Omit all pictures. Copy the rest of the material exactly.

Extracts from a graphics dataset:
* BEGIN *

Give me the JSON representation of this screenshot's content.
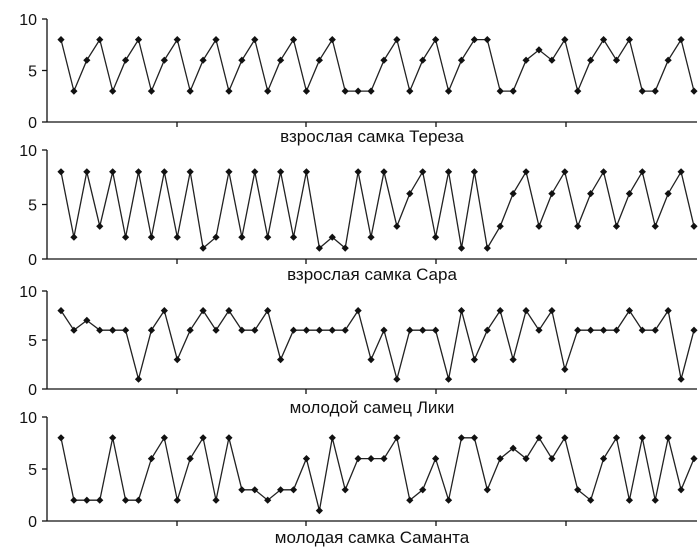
{
  "chart_data": [
    {
      "type": "line",
      "xlabel": "взрослая самка Тереза",
      "ylim": [
        0,
        10
      ],
      "yticks": [
        0,
        5,
        10
      ],
      "values": [
        8,
        3,
        6,
        8,
        3,
        6,
        8,
        3,
        6,
        8,
        3,
        6,
        8,
        3,
        6,
        8,
        3,
        6,
        8,
        3,
        6,
        8,
        3,
        3,
        3,
        6,
        8,
        3,
        6,
        8,
        3,
        6,
        8,
        8,
        3,
        3,
        6,
        7,
        6,
        8,
        3,
        6,
        8,
        6,
        8,
        3,
        3,
        6,
        8,
        3
      ]
    },
    {
      "type": "line",
      "xlabel": "взрослая самка Сара",
      "ylim": [
        0,
        10
      ],
      "yticks": [
        0,
        5,
        10
      ],
      "values": [
        8,
        2,
        8,
        3,
        8,
        2,
        8,
        2,
        8,
        2,
        8,
        1,
        2,
        8,
        2,
        8,
        2,
        8,
        2,
        8,
        1,
        2,
        1,
        8,
        2,
        8,
        3,
        6,
        8,
        2,
        8,
        1,
        8,
        1,
        3,
        6,
        8,
        3,
        6,
        8,
        3,
        6,
        8,
        3,
        6,
        8,
        3,
        6,
        8,
        3
      ]
    },
    {
      "type": "line",
      "xlabel": "молодой самец Лики",
      "ylim": [
        0,
        10
      ],
      "yticks": [
        0,
        5,
        10
      ],
      "values": [
        8,
        6,
        7,
        6,
        6,
        6,
        1,
        6,
        8,
        3,
        6,
        8,
        6,
        8,
        6,
        6,
        8,
        3,
        6,
        6,
        6,
        6,
        6,
        8,
        3,
        6,
        1,
        6,
        6,
        6,
        1,
        8,
        3,
        6,
        8,
        3,
        8,
        6,
        8,
        2,
        6,
        6,
        6,
        6,
        8,
        6,
        6,
        8,
        1,
        6
      ]
    },
    {
      "type": "line",
      "xlabel": "молодая самка Саманта",
      "ylim": [
        0,
        10
      ],
      "yticks": [
        0,
        5,
        10
      ],
      "values": [
        8,
        2,
        2,
        2,
        8,
        2,
        2,
        6,
        8,
        2,
        6,
        8,
        2,
        8,
        3,
        3,
        2,
        3,
        3,
        6,
        1,
        8,
        3,
        6,
        6,
        6,
        8,
        2,
        3,
        6,
        2,
        8,
        8,
        3,
        6,
        7,
        6,
        8,
        6,
        8,
        3,
        2,
        6,
        8,
        2,
        8,
        2,
        8,
        3,
        6
      ]
    }
  ]
}
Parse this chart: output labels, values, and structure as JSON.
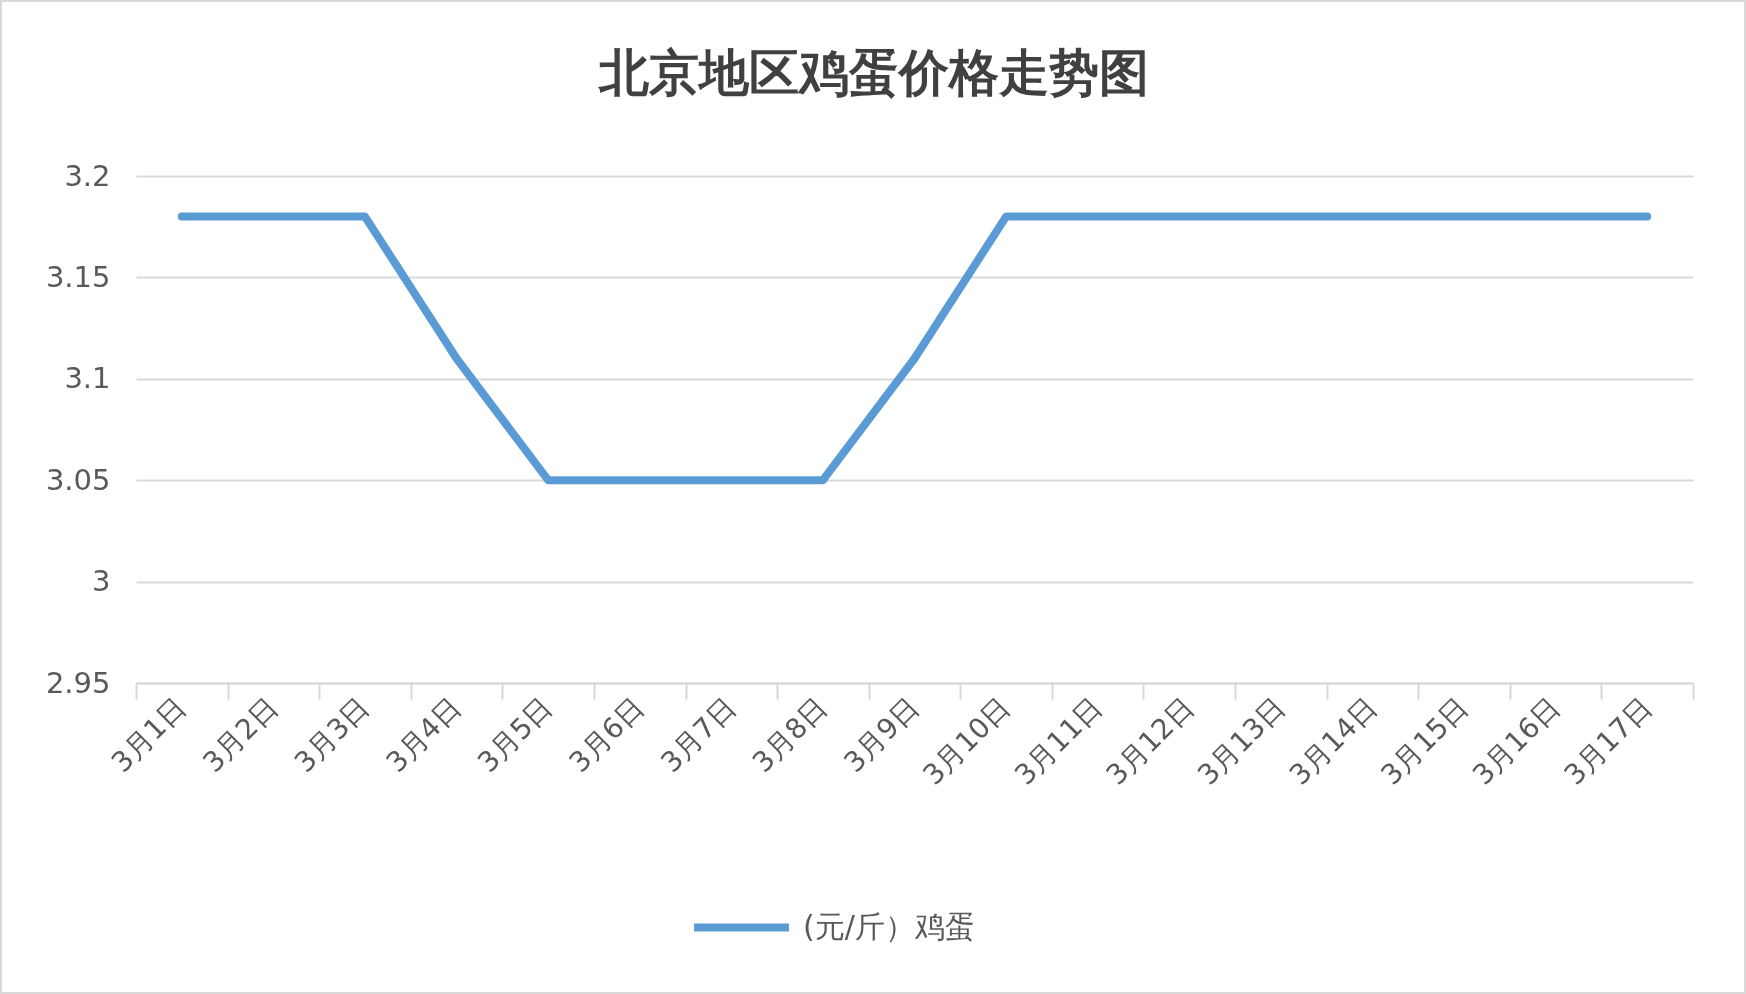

* END *

Answer for this exercise.
Give me the JSON representation of this screenshot's content.
{
  "chart_data": [
    {
      "type": "line",
      "xlabel": "взрослая самка Тереза",
      "ylim": [
        0,
        10
      ],
      "yticks": [
        0,
        5,
        10
      ],
      "values": [
        8,
        3,
        6,
        8,
        3,
        6,
        8,
        3,
        6,
        8,
        3,
        6,
        8,
        3,
        6,
        8,
        3,
        6,
        8,
        3,
        6,
        8,
        3,
        3,
        3,
        6,
        8,
        3,
        6,
        8,
        3,
        6,
        8,
        8,
        3,
        3,
        6,
        7,
        6,
        8,
        3,
        6,
        8,
        6,
        8,
        3,
        3,
        6,
        8,
        3
      ]
    },
    {
      "type": "line",
      "xlabel": "взрослая самка Сара",
      "ylim": [
        0,
        10
      ],
      "yticks": [
        0,
        5,
        10
      ],
      "values": [
        8,
        2,
        8,
        3,
        8,
        2,
        8,
        2,
        8,
        2,
        8,
        1,
        2,
        8,
        2,
        8,
        2,
        8,
        2,
        8,
        1,
        2,
        1,
        8,
        2,
        8,
        3,
        6,
        8,
        2,
        8,
        1,
        8,
        1,
        3,
        6,
        8,
        3,
        6,
        8,
        3,
        6,
        8,
        3,
        6,
        8,
        3,
        6,
        8,
        3
      ]
    },
    {
      "type": "line",
      "xlabel": "молодой самец Лики",
      "ylim": [
        0,
        10
      ],
      "yticks": [
        0,
        5,
        10
      ],
      "values": [
        8,
        6,
        7,
        6,
        6,
        6,
        1,
        6,
        8,
        3,
        6,
        8,
        6,
        8,
        6,
        6,
        8,
        3,
        6,
        6,
        6,
        6,
        6,
        8,
        3,
        6,
        1,
        6,
        6,
        6,
        1,
        8,
        3,
        6,
        8,
        3,
        8,
        6,
        8,
        2,
        6,
        6,
        6,
        6,
        8,
        6,
        6,
        8,
        1,
        6
      ]
    },
    {
      "type": "line",
      "xlabel": "молодая самка Саманта",
      "ylim": [
        0,
        10
      ],
      "yticks": [
        0,
        5,
        10
      ],
      "values": [
        8,
        2,
        2,
        2,
        8,
        2,
        2,
        6,
        8,
        2,
        6,
        8,
        2,
        8,
        3,
        3,
        2,
        3,
        3,
        6,
        1,
        8,
        3,
        6,
        6,
        6,
        8,
        2,
        3,
        6,
        2,
        8,
        8,
        3,
        6,
        7,
        6,
        8,
        6,
        8,
        3,
        2,
        6,
        8,
        2,
        8,
        2,
        8,
        3,
        6
      ]
    }
  ]
}
Parse this chart: output labels, values, and structure as JSON.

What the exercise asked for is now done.